▶ _What is asked_:
Each line containing the word "detached" must be reported.

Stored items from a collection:
>> BEGIN

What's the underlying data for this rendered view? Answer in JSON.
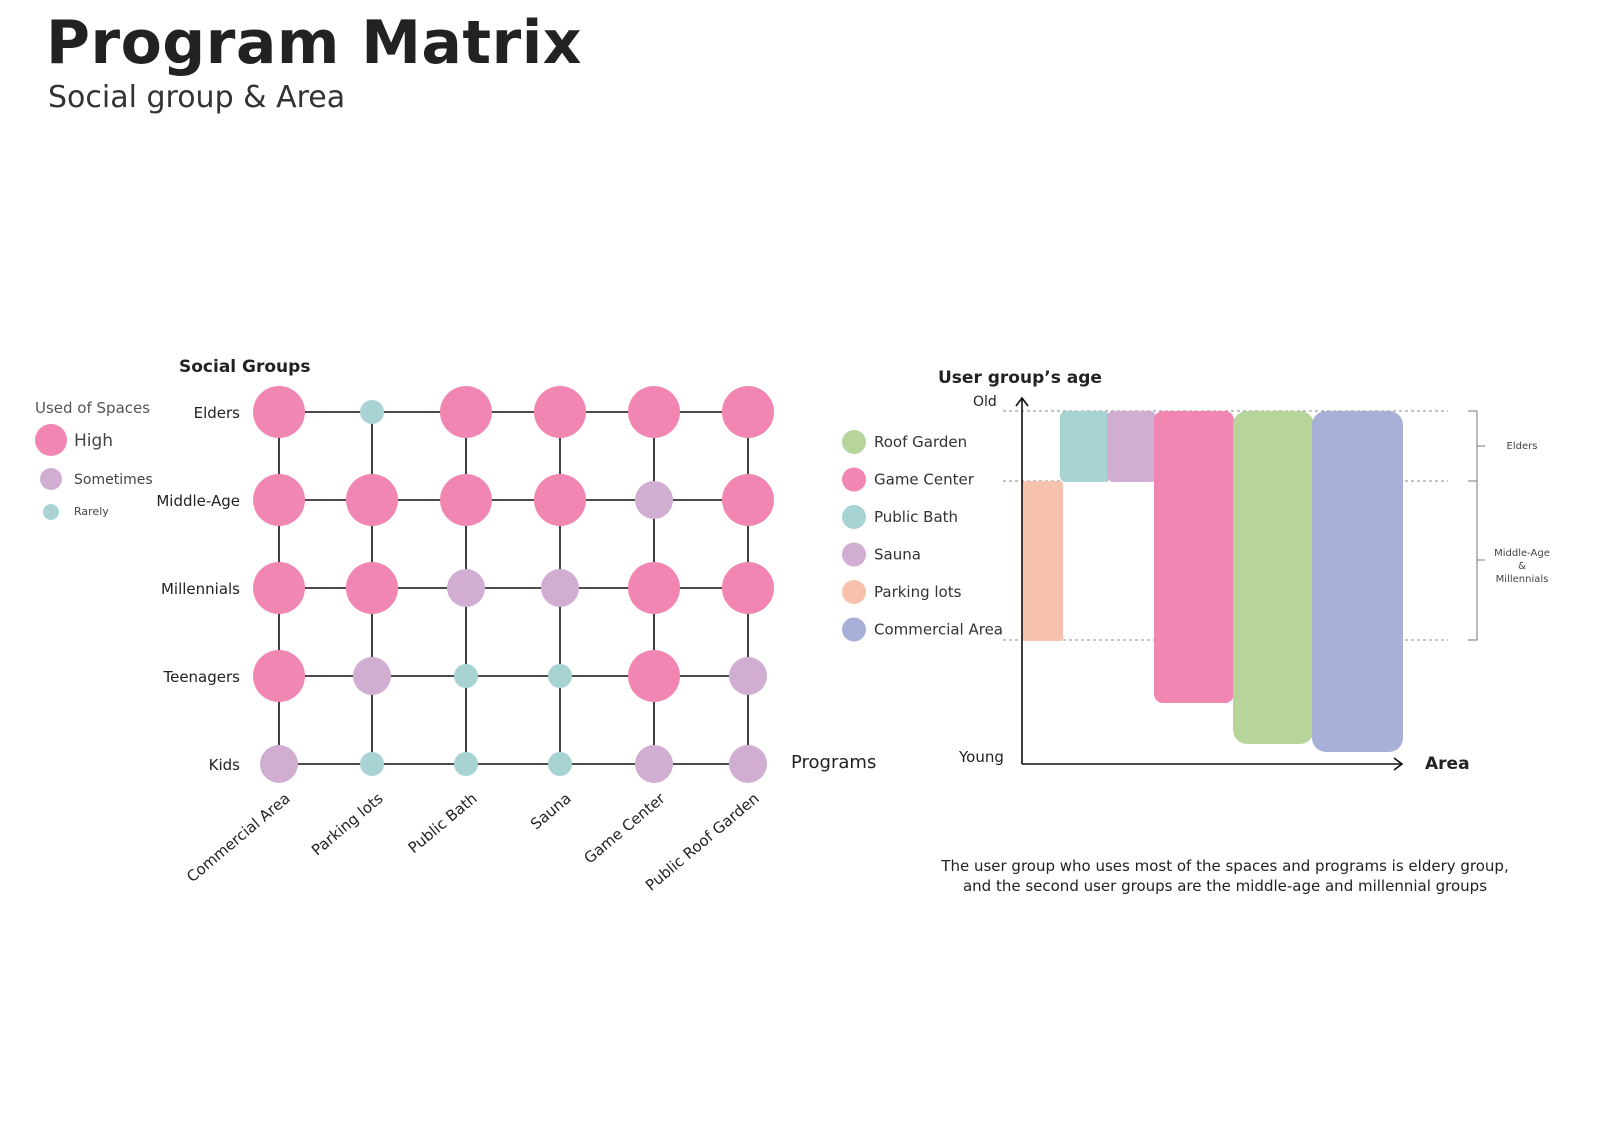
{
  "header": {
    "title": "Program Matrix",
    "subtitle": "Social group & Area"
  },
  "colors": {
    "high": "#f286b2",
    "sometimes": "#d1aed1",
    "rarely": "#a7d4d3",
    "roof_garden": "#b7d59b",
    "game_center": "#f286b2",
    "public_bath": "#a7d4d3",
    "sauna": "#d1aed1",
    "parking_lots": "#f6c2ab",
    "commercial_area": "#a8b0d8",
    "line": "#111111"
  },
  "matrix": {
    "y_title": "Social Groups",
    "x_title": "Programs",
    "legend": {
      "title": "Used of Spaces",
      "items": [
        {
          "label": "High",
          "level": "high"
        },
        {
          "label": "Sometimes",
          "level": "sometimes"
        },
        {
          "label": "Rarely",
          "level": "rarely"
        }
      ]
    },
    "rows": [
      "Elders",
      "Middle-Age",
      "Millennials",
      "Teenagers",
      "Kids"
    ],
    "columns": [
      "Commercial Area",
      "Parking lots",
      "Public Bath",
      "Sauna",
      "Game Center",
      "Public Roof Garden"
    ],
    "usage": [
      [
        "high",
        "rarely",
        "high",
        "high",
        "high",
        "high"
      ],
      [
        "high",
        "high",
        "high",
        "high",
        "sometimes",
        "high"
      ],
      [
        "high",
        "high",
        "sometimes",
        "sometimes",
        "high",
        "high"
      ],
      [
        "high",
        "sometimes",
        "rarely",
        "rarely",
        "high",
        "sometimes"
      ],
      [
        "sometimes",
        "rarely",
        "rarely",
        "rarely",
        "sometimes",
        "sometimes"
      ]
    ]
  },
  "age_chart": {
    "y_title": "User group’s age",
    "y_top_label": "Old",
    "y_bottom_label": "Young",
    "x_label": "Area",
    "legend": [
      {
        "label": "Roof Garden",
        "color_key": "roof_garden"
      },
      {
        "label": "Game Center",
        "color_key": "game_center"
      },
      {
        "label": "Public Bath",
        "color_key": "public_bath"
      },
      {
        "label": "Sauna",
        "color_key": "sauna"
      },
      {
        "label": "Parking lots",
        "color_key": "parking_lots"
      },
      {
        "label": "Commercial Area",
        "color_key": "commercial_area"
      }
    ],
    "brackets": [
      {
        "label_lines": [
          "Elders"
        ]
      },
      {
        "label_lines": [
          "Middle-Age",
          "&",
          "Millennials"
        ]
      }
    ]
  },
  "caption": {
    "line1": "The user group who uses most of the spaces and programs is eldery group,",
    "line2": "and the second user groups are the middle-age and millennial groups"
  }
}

>> END
>> BEGIN

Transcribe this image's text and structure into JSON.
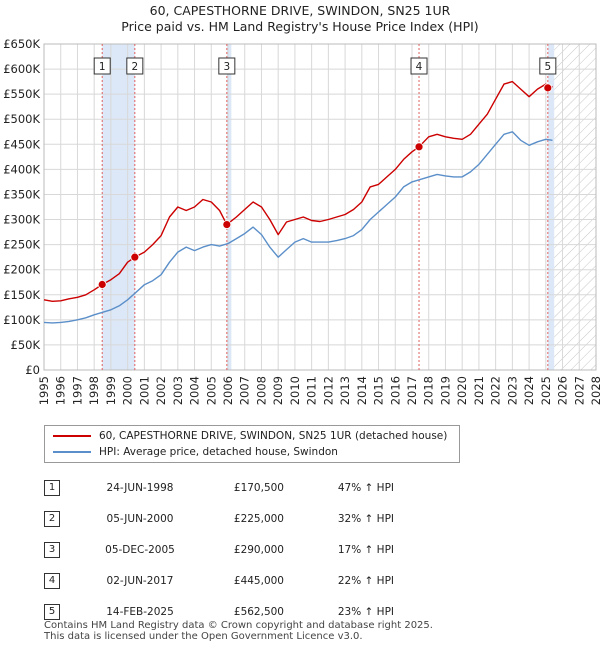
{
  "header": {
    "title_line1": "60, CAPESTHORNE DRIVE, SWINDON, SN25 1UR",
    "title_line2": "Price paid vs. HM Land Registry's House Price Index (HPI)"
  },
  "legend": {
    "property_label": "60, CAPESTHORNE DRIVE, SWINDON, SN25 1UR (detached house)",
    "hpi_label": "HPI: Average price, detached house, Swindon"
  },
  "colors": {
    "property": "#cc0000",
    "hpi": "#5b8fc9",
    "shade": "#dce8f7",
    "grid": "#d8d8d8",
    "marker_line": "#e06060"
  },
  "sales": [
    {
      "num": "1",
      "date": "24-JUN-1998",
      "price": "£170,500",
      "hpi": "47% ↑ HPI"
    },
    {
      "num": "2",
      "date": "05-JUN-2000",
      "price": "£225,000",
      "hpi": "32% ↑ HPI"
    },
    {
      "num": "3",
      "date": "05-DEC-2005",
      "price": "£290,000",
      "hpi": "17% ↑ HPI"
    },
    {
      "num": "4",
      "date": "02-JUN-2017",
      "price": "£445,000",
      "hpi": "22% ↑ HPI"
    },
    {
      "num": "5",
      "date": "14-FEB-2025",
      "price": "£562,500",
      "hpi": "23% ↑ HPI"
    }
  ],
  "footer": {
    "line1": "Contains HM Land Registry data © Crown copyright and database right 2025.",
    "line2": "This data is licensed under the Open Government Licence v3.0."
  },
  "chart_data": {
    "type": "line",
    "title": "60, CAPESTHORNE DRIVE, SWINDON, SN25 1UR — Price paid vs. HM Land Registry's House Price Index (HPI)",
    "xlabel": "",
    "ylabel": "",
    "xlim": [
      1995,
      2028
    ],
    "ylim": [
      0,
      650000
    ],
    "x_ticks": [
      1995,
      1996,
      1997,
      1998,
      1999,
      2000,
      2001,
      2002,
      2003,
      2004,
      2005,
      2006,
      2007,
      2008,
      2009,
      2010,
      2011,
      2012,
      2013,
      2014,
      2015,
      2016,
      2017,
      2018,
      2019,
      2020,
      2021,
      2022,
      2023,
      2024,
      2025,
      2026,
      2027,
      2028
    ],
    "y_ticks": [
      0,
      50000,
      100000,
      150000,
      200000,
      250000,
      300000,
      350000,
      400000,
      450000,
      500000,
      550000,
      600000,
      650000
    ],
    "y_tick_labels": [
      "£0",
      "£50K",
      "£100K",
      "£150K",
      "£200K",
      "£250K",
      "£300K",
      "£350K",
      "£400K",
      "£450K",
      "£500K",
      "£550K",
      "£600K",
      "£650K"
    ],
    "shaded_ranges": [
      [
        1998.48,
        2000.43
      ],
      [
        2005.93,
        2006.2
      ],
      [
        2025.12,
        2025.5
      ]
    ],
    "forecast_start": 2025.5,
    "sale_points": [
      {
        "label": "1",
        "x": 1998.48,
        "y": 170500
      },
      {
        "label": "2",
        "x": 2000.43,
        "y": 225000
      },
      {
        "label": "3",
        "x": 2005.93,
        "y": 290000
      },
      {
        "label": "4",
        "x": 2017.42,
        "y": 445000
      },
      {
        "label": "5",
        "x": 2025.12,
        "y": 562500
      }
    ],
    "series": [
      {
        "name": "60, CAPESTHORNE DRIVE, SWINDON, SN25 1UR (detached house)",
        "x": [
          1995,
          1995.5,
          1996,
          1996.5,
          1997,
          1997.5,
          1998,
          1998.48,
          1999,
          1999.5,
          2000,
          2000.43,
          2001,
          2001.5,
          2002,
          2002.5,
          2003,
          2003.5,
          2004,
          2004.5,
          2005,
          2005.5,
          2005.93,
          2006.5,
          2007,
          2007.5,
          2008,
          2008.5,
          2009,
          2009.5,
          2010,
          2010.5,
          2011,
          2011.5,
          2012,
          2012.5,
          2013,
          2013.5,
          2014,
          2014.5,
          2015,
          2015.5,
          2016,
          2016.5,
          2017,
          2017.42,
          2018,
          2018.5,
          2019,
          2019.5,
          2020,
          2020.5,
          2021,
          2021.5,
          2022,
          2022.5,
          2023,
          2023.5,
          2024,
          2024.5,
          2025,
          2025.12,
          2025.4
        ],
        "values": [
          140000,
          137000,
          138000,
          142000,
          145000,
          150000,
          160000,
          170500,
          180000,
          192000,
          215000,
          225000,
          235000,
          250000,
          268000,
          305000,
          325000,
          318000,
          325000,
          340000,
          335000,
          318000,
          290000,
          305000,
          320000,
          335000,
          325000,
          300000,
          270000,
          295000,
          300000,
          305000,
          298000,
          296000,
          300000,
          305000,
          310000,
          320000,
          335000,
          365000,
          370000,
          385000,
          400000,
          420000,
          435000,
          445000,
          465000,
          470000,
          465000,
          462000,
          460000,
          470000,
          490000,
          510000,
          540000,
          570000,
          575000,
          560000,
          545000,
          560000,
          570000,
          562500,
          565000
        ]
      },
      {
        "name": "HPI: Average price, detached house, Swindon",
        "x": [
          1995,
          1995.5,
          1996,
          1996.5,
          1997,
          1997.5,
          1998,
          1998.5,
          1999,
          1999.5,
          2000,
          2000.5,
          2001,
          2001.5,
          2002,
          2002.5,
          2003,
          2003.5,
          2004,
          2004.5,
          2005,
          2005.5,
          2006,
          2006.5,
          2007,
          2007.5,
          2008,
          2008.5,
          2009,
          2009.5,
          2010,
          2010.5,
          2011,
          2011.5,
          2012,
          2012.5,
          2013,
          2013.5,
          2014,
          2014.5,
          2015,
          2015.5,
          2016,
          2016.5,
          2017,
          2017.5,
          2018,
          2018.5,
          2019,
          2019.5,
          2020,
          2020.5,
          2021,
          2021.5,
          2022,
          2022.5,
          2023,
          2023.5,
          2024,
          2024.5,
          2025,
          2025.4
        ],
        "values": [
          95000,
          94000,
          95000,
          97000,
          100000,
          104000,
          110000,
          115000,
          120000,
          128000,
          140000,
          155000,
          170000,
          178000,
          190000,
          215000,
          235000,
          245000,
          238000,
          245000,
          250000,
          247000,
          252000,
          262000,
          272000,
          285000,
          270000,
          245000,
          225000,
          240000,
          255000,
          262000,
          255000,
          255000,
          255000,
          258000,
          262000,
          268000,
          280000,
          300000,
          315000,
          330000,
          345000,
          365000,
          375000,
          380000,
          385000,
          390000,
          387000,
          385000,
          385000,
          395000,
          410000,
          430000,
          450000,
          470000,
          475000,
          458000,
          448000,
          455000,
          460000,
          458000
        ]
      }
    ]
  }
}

>> END

▶ _Answer for the task_:
    "property_label": "60, CAPESTHORNE DRIVE, SWINDON, SN25 1UR (detached house)",
    "hpi_label": "HPI: Average price, detached house, Swindon"
        "name": "60, CAPESTHORNE DRIVE, SWINDON, SN25 1UR (detached house)",
        "name": "HPI: Average price, detached house, Swindon",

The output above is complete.